• [To be done] Search the records that follow and extract every line containing the string "International".
[START Data shown]
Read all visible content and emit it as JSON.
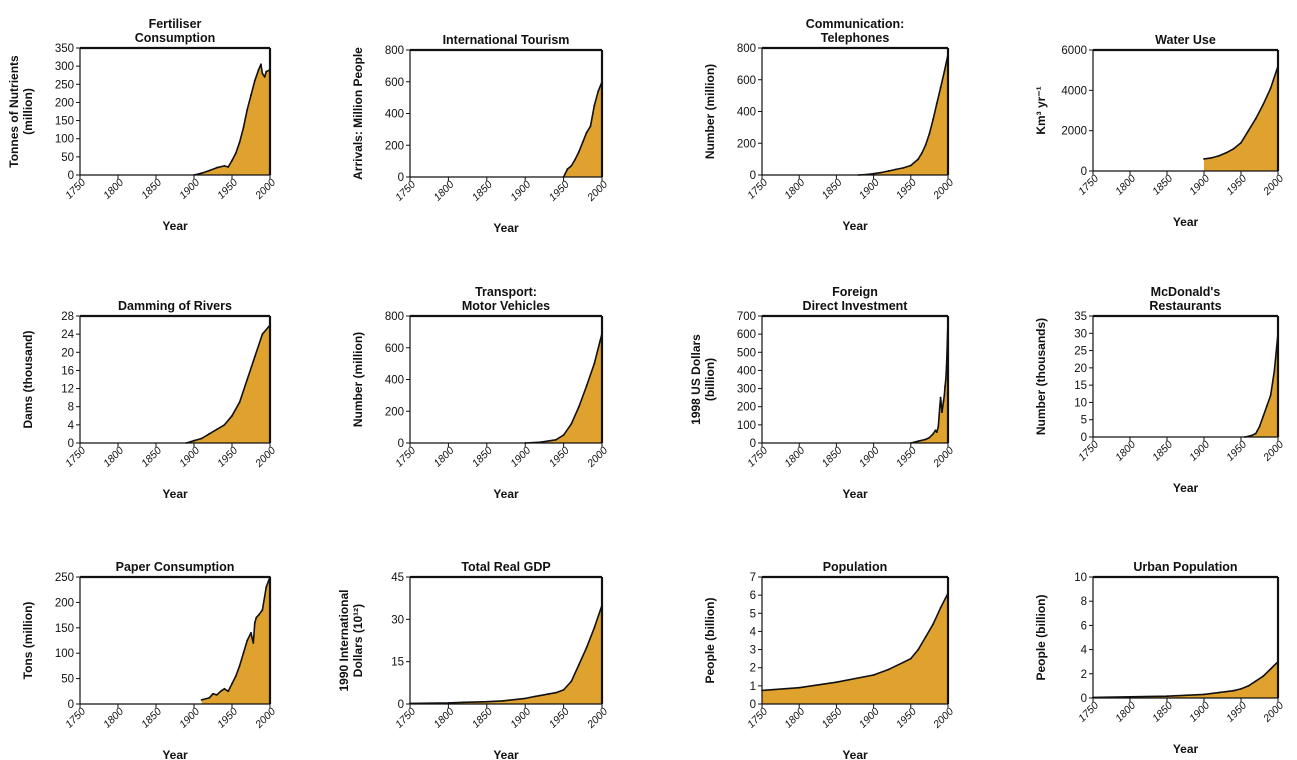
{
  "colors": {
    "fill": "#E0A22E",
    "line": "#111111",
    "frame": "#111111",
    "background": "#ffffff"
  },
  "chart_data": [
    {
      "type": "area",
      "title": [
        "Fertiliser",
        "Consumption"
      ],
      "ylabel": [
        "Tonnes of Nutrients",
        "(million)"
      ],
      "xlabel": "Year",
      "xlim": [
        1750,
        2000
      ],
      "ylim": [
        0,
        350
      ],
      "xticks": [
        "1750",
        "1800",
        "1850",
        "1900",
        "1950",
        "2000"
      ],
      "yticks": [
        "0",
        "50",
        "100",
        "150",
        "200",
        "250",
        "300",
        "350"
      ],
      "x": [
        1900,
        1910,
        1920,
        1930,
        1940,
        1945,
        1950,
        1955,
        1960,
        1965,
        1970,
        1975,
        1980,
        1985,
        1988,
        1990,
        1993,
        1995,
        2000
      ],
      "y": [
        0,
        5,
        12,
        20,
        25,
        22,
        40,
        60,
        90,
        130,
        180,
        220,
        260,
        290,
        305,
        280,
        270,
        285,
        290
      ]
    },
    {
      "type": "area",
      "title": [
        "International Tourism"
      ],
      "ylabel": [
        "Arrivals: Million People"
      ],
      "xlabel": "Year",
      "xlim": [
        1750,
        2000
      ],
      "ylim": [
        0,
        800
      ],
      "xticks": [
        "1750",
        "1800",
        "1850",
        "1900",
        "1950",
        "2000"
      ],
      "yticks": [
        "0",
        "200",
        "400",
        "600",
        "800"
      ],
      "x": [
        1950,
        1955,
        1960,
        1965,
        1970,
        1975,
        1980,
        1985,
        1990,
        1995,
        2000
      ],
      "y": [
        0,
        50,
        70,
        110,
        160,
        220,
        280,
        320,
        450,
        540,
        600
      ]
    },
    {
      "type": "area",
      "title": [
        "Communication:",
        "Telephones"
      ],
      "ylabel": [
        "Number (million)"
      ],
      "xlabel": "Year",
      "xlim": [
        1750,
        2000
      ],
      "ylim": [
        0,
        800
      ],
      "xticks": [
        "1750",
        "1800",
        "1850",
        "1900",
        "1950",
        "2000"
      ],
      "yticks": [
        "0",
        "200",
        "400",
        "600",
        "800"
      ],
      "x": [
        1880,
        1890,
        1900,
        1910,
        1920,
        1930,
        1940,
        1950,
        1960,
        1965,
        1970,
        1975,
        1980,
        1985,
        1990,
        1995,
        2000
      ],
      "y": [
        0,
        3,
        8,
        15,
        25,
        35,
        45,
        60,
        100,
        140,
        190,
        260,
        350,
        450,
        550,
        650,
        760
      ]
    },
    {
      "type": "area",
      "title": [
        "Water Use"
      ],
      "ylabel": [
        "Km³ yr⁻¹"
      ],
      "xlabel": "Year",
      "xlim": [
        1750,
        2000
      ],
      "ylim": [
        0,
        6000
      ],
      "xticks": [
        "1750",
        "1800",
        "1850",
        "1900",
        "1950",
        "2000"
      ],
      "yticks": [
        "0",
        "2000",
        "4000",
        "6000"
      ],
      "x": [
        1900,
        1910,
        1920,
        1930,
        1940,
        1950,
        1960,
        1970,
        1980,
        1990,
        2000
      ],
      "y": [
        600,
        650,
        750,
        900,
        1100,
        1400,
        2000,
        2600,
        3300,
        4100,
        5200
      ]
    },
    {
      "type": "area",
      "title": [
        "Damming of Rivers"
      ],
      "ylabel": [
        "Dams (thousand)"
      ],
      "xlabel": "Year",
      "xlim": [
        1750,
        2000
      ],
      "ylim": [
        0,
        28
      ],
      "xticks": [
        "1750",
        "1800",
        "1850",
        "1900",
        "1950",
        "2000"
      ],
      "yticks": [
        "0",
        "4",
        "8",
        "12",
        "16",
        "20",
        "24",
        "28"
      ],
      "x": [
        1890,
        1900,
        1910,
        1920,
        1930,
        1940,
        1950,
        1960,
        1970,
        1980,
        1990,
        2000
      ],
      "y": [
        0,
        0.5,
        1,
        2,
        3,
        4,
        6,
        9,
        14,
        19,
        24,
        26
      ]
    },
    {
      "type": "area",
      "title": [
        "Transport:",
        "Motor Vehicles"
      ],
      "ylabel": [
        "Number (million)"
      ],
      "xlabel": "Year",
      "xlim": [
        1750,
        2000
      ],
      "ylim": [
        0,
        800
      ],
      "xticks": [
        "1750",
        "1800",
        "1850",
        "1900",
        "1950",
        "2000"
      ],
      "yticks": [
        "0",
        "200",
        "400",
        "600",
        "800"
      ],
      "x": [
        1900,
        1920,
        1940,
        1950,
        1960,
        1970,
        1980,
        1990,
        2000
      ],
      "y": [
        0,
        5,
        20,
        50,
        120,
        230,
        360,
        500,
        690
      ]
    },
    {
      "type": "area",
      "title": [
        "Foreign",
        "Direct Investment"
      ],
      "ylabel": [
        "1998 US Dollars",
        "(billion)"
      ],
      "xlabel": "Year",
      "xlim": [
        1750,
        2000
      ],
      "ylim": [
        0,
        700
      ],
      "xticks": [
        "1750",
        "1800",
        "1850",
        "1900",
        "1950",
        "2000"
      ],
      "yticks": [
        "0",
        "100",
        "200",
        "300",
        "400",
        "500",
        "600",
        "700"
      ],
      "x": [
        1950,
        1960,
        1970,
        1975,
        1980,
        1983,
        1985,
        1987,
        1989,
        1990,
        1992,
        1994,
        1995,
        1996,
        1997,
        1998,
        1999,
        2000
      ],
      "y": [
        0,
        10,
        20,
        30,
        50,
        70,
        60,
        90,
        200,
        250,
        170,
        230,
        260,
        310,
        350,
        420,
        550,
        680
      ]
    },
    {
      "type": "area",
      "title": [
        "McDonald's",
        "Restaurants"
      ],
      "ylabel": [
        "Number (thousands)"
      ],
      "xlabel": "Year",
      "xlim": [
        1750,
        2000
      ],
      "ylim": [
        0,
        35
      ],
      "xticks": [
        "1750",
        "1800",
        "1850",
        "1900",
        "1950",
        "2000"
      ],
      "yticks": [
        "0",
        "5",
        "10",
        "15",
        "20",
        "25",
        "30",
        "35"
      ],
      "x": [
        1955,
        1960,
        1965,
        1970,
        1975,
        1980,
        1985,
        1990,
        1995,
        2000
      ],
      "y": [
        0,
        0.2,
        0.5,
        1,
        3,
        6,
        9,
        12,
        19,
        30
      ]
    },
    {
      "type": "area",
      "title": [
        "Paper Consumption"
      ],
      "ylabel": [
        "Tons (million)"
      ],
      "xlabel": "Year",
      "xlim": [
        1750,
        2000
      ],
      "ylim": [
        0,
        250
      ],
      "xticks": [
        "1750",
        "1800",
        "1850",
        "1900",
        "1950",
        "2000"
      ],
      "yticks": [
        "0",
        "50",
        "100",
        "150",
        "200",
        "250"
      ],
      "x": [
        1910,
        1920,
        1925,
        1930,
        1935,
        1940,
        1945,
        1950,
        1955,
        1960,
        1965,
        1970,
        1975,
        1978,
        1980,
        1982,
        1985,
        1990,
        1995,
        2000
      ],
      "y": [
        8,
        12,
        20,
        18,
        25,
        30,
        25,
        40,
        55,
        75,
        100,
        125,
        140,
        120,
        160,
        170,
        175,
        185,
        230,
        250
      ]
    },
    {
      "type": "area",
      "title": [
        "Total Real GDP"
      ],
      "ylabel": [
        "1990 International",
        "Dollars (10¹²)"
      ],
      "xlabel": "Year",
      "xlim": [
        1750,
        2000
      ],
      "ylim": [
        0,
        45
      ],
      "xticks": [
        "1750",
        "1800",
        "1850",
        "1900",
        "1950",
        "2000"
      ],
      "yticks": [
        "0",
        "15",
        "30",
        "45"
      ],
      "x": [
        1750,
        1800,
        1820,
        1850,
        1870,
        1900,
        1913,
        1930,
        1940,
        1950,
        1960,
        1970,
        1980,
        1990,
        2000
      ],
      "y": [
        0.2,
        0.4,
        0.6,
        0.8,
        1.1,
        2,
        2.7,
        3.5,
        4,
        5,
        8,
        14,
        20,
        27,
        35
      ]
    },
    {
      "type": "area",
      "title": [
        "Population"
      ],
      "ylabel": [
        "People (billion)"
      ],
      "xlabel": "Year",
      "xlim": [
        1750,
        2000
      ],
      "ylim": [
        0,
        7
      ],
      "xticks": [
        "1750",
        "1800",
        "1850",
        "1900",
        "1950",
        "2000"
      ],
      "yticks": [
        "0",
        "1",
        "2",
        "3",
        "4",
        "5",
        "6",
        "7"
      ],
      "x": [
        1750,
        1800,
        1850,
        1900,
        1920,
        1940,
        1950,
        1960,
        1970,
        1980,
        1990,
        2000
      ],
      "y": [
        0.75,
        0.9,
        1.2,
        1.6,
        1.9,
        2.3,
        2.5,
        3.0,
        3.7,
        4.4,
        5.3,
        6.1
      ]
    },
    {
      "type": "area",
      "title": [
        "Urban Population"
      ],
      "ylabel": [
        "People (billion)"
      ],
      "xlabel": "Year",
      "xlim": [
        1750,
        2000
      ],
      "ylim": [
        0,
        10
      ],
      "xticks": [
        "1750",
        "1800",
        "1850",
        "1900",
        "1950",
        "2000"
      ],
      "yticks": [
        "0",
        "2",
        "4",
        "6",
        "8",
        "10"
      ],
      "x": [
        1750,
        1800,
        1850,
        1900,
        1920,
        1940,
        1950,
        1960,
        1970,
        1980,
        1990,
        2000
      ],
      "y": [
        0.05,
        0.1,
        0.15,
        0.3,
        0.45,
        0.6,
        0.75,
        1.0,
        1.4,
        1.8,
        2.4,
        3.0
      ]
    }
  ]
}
[END Data shown]
• [Exercise output]
        "International Tourism"
        "1990 International",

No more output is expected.